In diesem Kontext hebt die ACEA hervor, dass die von der Kommission eingeführten Koeffizienten notwendig seien, damit angesichts der technischen und statistischen Unsicherheiten bezüglich der neuen Tests verschiedene Datensätze miteinander verglichen werden könnten.

b)   Würdigung

123.

Erstens überzeugen mich die Argumente nicht, mit denen geltend gemacht wird, die Kommission habe einen Beurteilungsspielraum, um festzulegen, welche Elemente eines Rechtsakts wesentlich sind und welche nicht. Zunächst ist es Sache des Unionsgesetzgebers (hier des Rates und des Parlaments), die Bereiche zu bestimmen, in denen er der Kommission eine delegierte Befugnis oder Durchführungsbefugnisse übertragen möchte, und die Bereiche, in denen er dies nicht möchte ( 72 ). Sodann handelt es sich bei „wesentlichen“ und „nicht wesentlichen“ Elementen um Rechtsbegriffe, so dass es letztlich Sache des Gerichtshofs ist, diese auszulegen und ihre korrekte Anwendung in einem bestimmten Fall zu überprüfen ( 73 ).

KURZE AUFGABE 1:
Wiederhole sämtliche Zeilen aus Block 1 wortgetreu und in derselben Reihenfolge.

GESPEICHERTE ZEILEN:
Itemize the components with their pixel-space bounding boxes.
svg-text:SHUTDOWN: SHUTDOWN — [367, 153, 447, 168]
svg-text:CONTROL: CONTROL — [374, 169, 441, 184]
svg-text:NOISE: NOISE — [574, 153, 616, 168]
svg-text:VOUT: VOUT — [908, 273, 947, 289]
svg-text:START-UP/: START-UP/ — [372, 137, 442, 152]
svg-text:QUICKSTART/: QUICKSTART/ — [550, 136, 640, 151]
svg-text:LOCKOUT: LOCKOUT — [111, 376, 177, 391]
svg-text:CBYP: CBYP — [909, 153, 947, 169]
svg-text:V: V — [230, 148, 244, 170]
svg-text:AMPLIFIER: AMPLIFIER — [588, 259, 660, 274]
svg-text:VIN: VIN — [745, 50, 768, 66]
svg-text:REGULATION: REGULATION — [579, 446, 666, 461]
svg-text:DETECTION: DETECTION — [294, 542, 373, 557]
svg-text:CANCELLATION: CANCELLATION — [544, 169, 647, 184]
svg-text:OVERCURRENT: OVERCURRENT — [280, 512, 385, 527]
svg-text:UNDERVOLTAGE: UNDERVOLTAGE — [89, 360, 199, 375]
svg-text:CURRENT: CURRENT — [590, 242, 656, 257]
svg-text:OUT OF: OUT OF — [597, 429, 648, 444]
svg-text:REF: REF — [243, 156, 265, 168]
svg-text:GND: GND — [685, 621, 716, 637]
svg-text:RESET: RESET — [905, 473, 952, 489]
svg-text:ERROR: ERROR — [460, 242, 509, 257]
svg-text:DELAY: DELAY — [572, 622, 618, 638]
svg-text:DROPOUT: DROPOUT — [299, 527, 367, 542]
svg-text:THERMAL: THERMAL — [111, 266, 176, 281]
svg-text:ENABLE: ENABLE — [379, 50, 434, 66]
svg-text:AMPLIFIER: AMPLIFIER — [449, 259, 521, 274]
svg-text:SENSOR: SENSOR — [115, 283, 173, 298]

KURZE AUFGABE 2:
Knüpfe an den letzten Satz des Auszugs über wesentliche und nicht wesentliche Elemente eines Rechtsakts an und führe ihn weiter.

AUSGABE 1:
Itemize the components with their pixel-space bounding boxes.
svg-text:SHUTDOWN: SHUTDOWN — [367, 153, 447, 168]
svg-text:CONTROL: CONTROL — [374, 169, 441, 184]
svg-text:NOISE: NOISE — [574, 153, 616, 168]
svg-text:VOUT: VOUT — [908, 273, 947, 289]
svg-text:START-UP/: START-UP/ — [372, 137, 442, 152]
svg-text:QUICKSTART/: QUICKSTART/ — [550, 136, 640, 151]
svg-text:LOCKOUT: LOCKOUT — [111, 376, 177, 391]
svg-text:CBYP: CBYP — [909, 153, 947, 169]
svg-text:V: V — [230, 148, 244, 170]
svg-text:AMPLIFIER: AMPLIFIER — [588, 259, 660, 274]
svg-text:VIN: VIN — [745, 50, 768, 66]
svg-text:REGULATION: REGULATION — [579, 446, 666, 461]
svg-text:DETECTION: DETECTION — [294, 542, 373, 557]
svg-text:CANCELLATION: CANCELLATION — [544, 169, 647, 184]
svg-text:OVERCURRENT: OVERCURRENT — [280, 512, 385, 527]
svg-text:UNDERVOLTAGE: UNDERVOLTAGE — [89, 360, 199, 375]
svg-text:CURRENT: CURRENT — [590, 242, 656, 257]
svg-text:OUT OF: OUT OF — [597, 429, 648, 444]
svg-text:REF: REF — [243, 156, 265, 168]
svg-text:GND: GND — [685, 621, 716, 637]
svg-text:RESET: RESET — [905, 473, 952, 489]
svg-text:ERROR: ERROR — [460, 242, 509, 257]
svg-text:DELAY: DELAY — [572, 622, 618, 638]
svg-text:DROPOUT: DROPOUT — [299, 527, 367, 542]
svg-text:THERMAL: THERMAL — [111, 266, 176, 281]
svg-text:ENABLE: ENABLE — [379, 50, 434, 66]
svg-text:AMPLIFIER: AMPLIFIER — [449, 259, 521, 274]
svg-text:SENSOR: SENSOR — [115, 283, 173, 298]

AUSGABE 2:
124.

Zweitens ist meiner Ansicht nach auch in keiner Weise die Beweislast umgekehrt worden. Das Gericht hat lediglich in einem rechtlich und tatsächlich komplexen Fall die gewöhnlichen Grundsätze zur Beweislast bei Direktklagen angewandt. Soweit die Rechtsmittelgegnerinnen einen Anscheinsbeweis erbracht hatten, oblag es der Kommission, die von ihnen vorgelegten Informationen und die daraus gezogenen Schlussfolgerungen substantiiert zu bestreiten und zu widerlegen ( 74 ). Da das Gericht die Gegenargumente der Kommission jedoch für nicht überzeugend hielt, kam es zu dem Ergebnis, dass die Kommission nicht befugt sei, i) NTE‑Werte für NOx-Emissionen festzulegen, die wegen des Faktors CF pollutant über den Grenzwerten für NOx-Emissionen gemäß Anhang I der Verordnung Nr. 715/2007 liegen, und jedenfalls ii) Faktoren von einer Größenordnung wie CF pollutant anzuwenden, ohne die in diesem Anhang I festgelegten Grenzwerte de facto zu ändern.

125.

Angesichts dieser Feststellungen geht es drittens bei den vorliegenden Rechtsmittelgründen hauptsächlich darum, ob das Gericht rechtsfehlerhaft entschieden hat, dass die Kommission mit der streitigen Verordnung ein wesentliches Element der Grundregelung de facto geändert habe.

126.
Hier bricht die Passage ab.